• _RECORDS FOR THIS EXERCISE_
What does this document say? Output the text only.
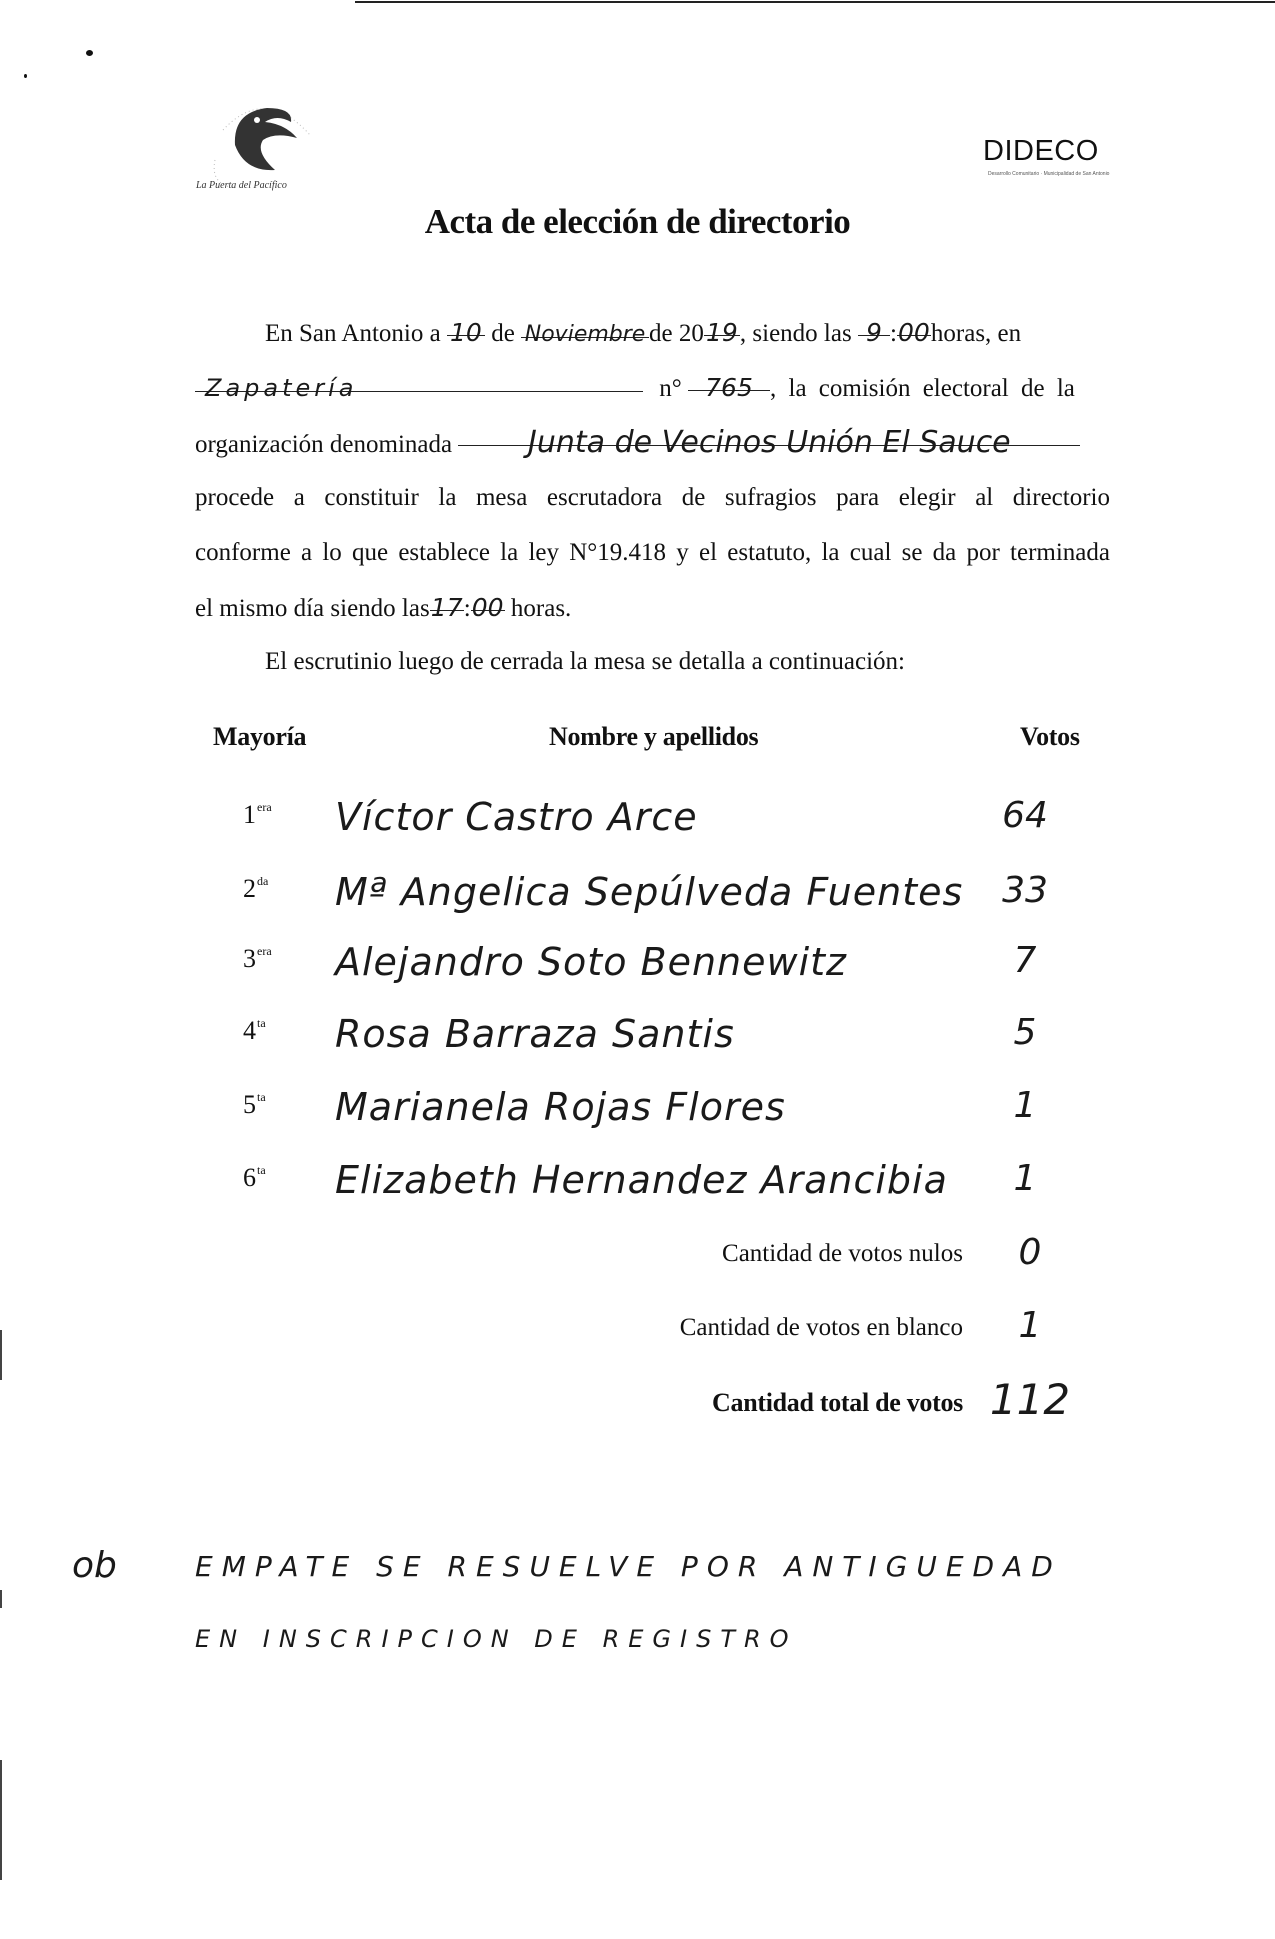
La Puerta del Pacífico
DIDECO
Desarrollo Comunitario · Municipalidad de San Antonio
Acta de elección de directorio
En San Antonio a 10 de Noviembre de 2019, siendo las 9 :00horas, en
Zapatería	n° 765 , la comisión electoral de la
organización denominada	Junta de Vecinos Unión El Sauce
procede a constituir la mesa escrutadora de sufragios para elegir al directorio
conforme a lo que establece la ley N°19.418 y el estatuto, la cual se da por terminada
el mismo día siendo las17:00 horas.
El escrutinio luego de cerrada la mesa se detalla a continuación:
Mayoría	Nombre y apellidos	Votos
$1^{era}$ Víctor Castro Arce	64
$2^{da}$ Mª Angelica Sepúlveda Fuentes	33
$3^{era}$ Alejandro Soto Bennewitz	7
$4^{ta}$ Rosa Barraza Santis	5
$5^{ta}$ Marianela Rojas Flores	1
$6^{ta}$ Elizabeth Hernandez Arancibia	1
Cantidad de votos nulos	0
Cantidad de votos en blanco	1
Cantidad total de votos 112
ob	EMPATE SE RESUELVE POR ANTIGUEDAD
EN INSCRIPCION DE REGISTRO
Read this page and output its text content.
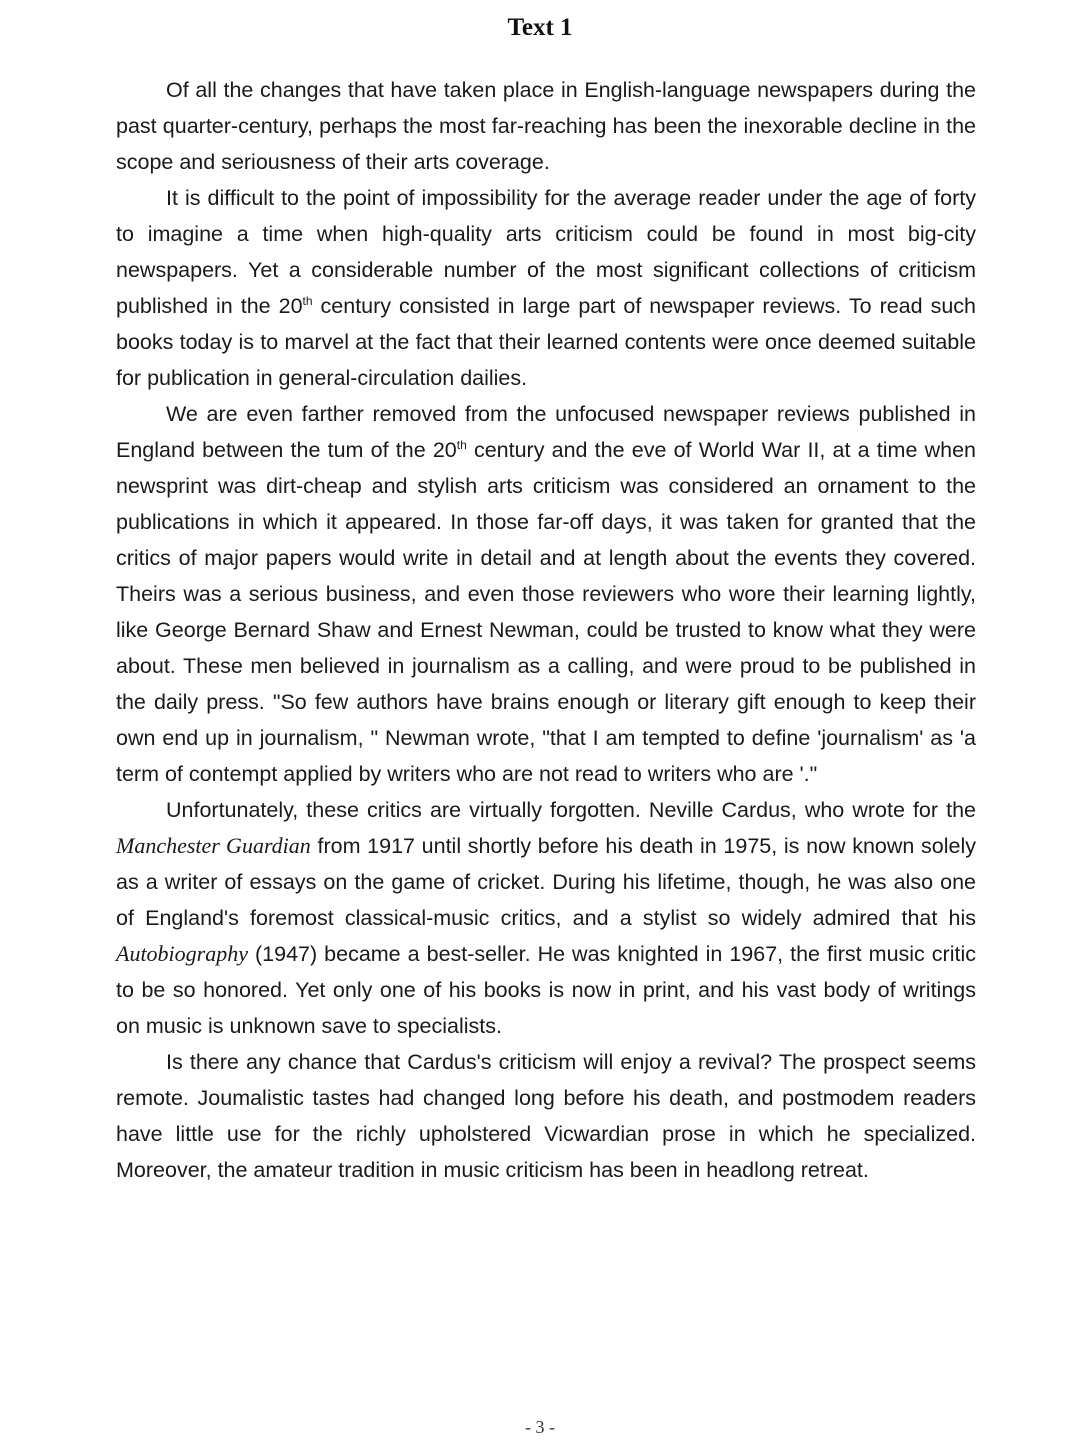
Text 1

Of all the changes that have taken place in English-language newspapers during the past quarter-century, perhaps the most far-reaching has been the inexorable decline in the scope and seriousness of their arts coverage.

It is difficult to the point of impossibility for the average reader under the age of forty to imagine a time when high-quality arts criticism could be found in most big-city newspapers. Yet a considerable number of the most significant collections of criticism published in the 20th century consisted in large part of newspaper reviews. To read such books today is to marvel at the fact that their learned contents were once deemed suitable for publication in general-circulation dailies.

We are even farther removed from the unfocused newspaper reviews published in England between the tum of the 20th century and the eve of World War II, at a time when newsprint was dirt-cheap and stylish arts criticism was considered an ornament to the publications in which it appeared. In those far-off days, it was taken for granted that the critics of major papers would write in detail and at length about the events they covered. Theirs was a serious business, and even those reviewers who wore their learning lightly, like George Bernard Shaw and Ernest Newman, could be trusted to know what they were about. These men believed in journalism as a calling, and were proud to be published in the daily press. "So few authors have brains enough or literary gift enough to keep their own end up in journalism, " Newman wrote, "that I am tempted to define 'journalism' as 'a term of contempt applied by writers who are not read to writers who are '."

Unfortunately, these critics are virtually forgotten. Neville Cardus, who wrote for the Manchester Guardian from 1917 until shortly before his death in 1975, is now known solely as a writer of essays on the game of cricket. During his lifetime, though, he was also one of England's foremost classical-music critics, and a stylist so widely admired that his Autobiography (1947) became a best-seller. He was knighted in 1967, the first music critic to be so honored. Yet only one of his books is now in print, and his vast body of writings on music is unknown save to specialists.

Is there any chance that Cardus's criticism will enjoy a revival? The prospect seems remote. Joumalistic tastes had changed long before his death, and postmodem readers have little use for the richly upholstered Vicwardian prose in which he specialized. Moreover, the amateur tradition in music criticism has been in headlong retreat.

- 3 -
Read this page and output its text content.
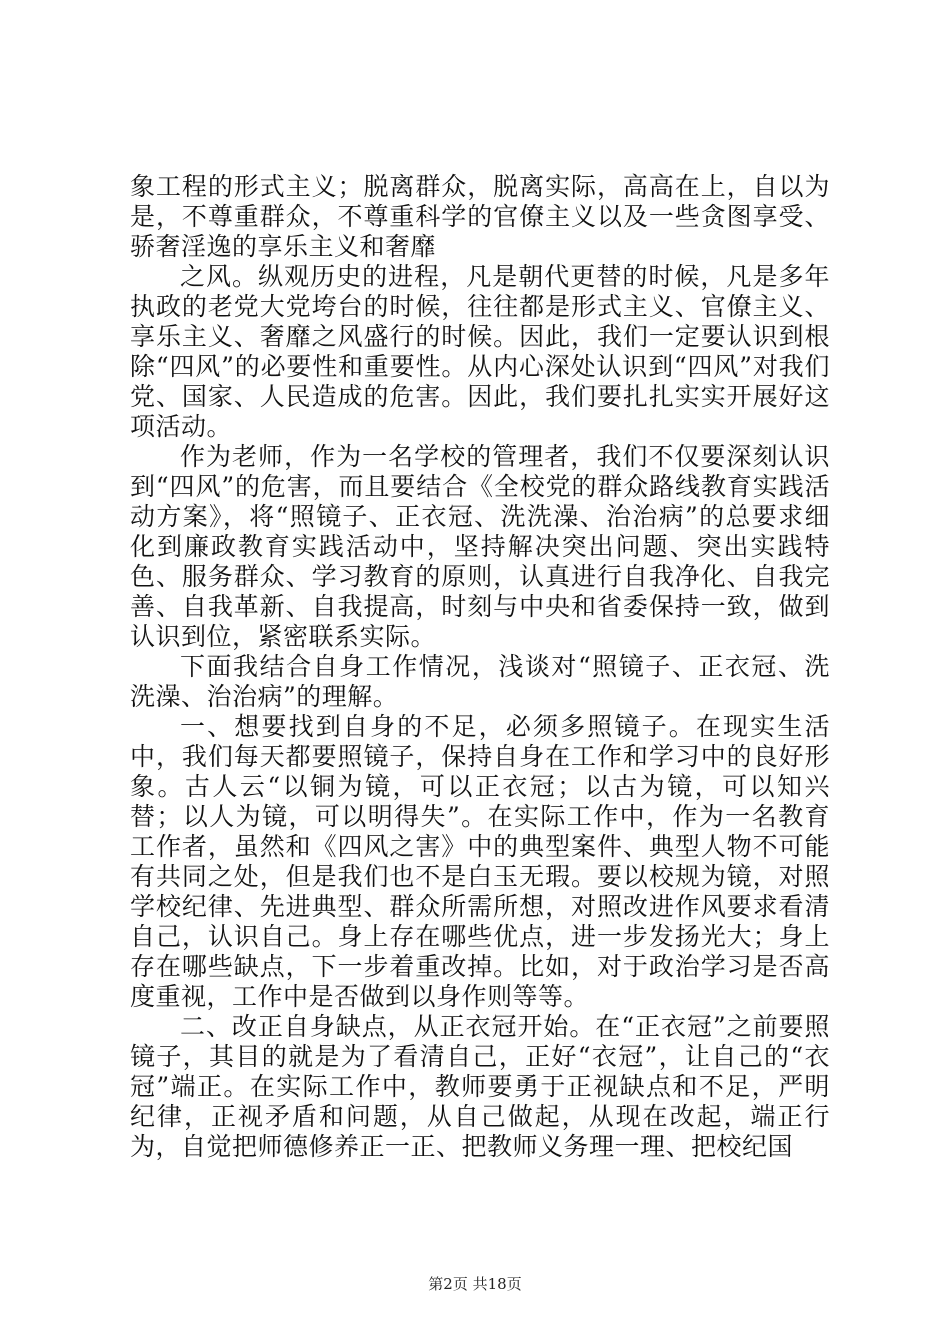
象工程的形式主义；脱离群众，脱离实际，高高在上，自以为是，不尊重群众，不尊重科学的官僚主义以及一些贪图享受、骄奢淫逸的享乐主义和奢靡

之风。纵观历史的进程，凡是朝代更替的时候，凡是多年执政的老党大党垮台的时候，往往都是形式主义、官僚主义、享乐主义、奢靡之风盛行的时候。因此，我们一定要认识到根除“四风”的必要性和重要性。从内心深处认识到“四风”对我们党、国家、人民造成的危害。因此，我们要扎扎实实开展好这项活动。

作为老师，作为一名学校的管理者，我们不仅要深刻认识到“四风”的危害，而且要结合《全校党的群众路线教育实践活动方案》，将“照镜子、正衣冠、洗洗澡、治治病”的总要求细化到廉政教育实践活动中，坚持解决突出问题、突出实践特色、服务群众、学习教育的原则，认真进行自我净化、自我完善、自我革新、自我提高，时刻与中央和省委保持一致，做到认识到位，紧密联系实际。

下面我结合自身工作情况，浅谈对“照镜子、正衣冠、洗洗澡、治治病”的理解。

一、想要找到自身的不足，必须多照镜子。在现实生活中，我们每天都要照镜子，保持自身在工作和学习中的良好形象。古人云“以铜为镜，可以正衣冠；以古为镜，可以知兴替；以人为镜，可以明得失”。在实际工作中，作为一名教育工作者，虽然和《四风之害》中的典型案件、典型人物不可能有共同之处，但是我们也不是白玉无瑕。要以校规为镜，对照学校纪律、先进典型、群众所需所想，对照改进作风要求看清自己，认识自己。身上存在哪些优点，进一步发扬光大；身上存在哪些缺点，下一步着重改掉。比如，对于政治学习是否高度重视，工作中是否做到以身作则等等。

二、改正自身缺点，从正衣冠开始。在“正衣冠”之前要照镜子，其目的就是为了看清自己，正好“衣冠”，让自己的“衣冠”端正。在实际工作中，教师要勇于正视缺点和不足，严明纪律，正视矛盾和问题，从自己做起，从现在改起，端正行为，自觉把师德修养正一正、把教师义务理一理、把校纪国

第2页 共18页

• _GIVEN PROBLEM_
Identify how many lines in the entries above include the string "been", then state that number alone.

• _THE RESULT_
2